## Start The records

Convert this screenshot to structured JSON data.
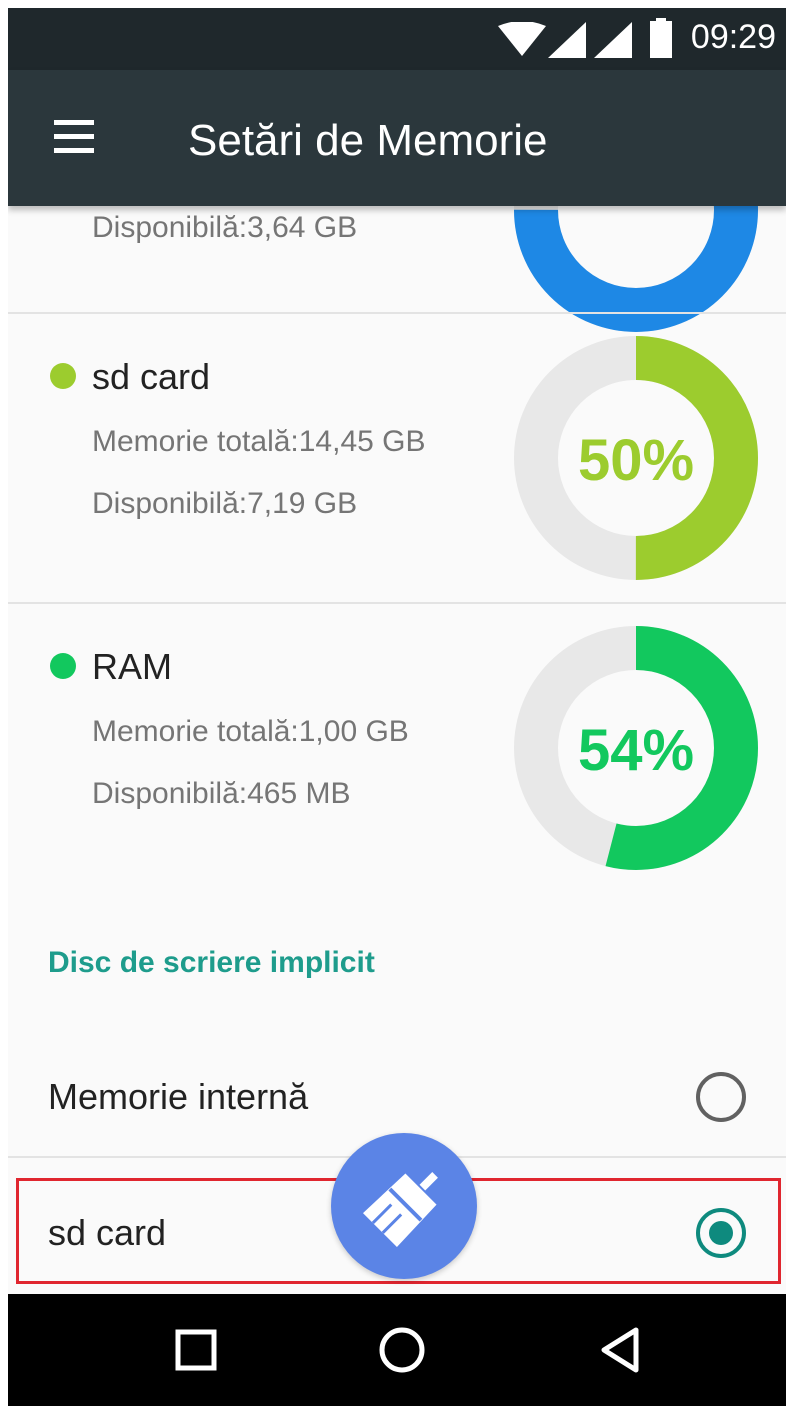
{
  "status_bar": {
    "time": "09:29",
    "icons": [
      "wifi-icon",
      "signal-icon",
      "signal-icon",
      "battery-icon"
    ]
  },
  "app_bar": {
    "menu_icon": "menu-icon",
    "title": "Setări de Memorie"
  },
  "storage": {
    "internal": {
      "available": "Disponibilă:3,64 GB",
      "color": "#1e88e5",
      "used_fraction": 0.75
    },
    "sd_card": {
      "name": "sd card",
      "total": "Memorie totală:14,45 GB",
      "available": "Disponibilă:7,19 GB",
      "percent": "50%",
      "used_fraction": 0.5,
      "color": "#9ccc2e"
    },
    "ram": {
      "name": "RAM",
      "total": "Memorie totală:1,00 GB",
      "available": "Disponibilă:465 MB",
      "percent": "54%",
      "used_fraction": 0.54,
      "color": "#12c85e"
    },
    "track_color": "#e8e8e8"
  },
  "default_write_disk": {
    "header": "Disc de scriere implicit",
    "options": [
      {
        "label": "Memorie internă",
        "selected": false
      },
      {
        "label": "sd card",
        "selected": true
      }
    ]
  },
  "fab": {
    "icon": "broom-icon",
    "color": "#5b84e6"
  },
  "nav_bar": {
    "buttons": [
      "recents-square-icon",
      "home-circle-icon",
      "back-triangle-icon"
    ]
  }
}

## End The records

**What to produce**: Each line in the entries above that includes the string "label" should be extracted.

**Solution for this exercise**:
        "label": "Memorie internă",
        "label": "sd card",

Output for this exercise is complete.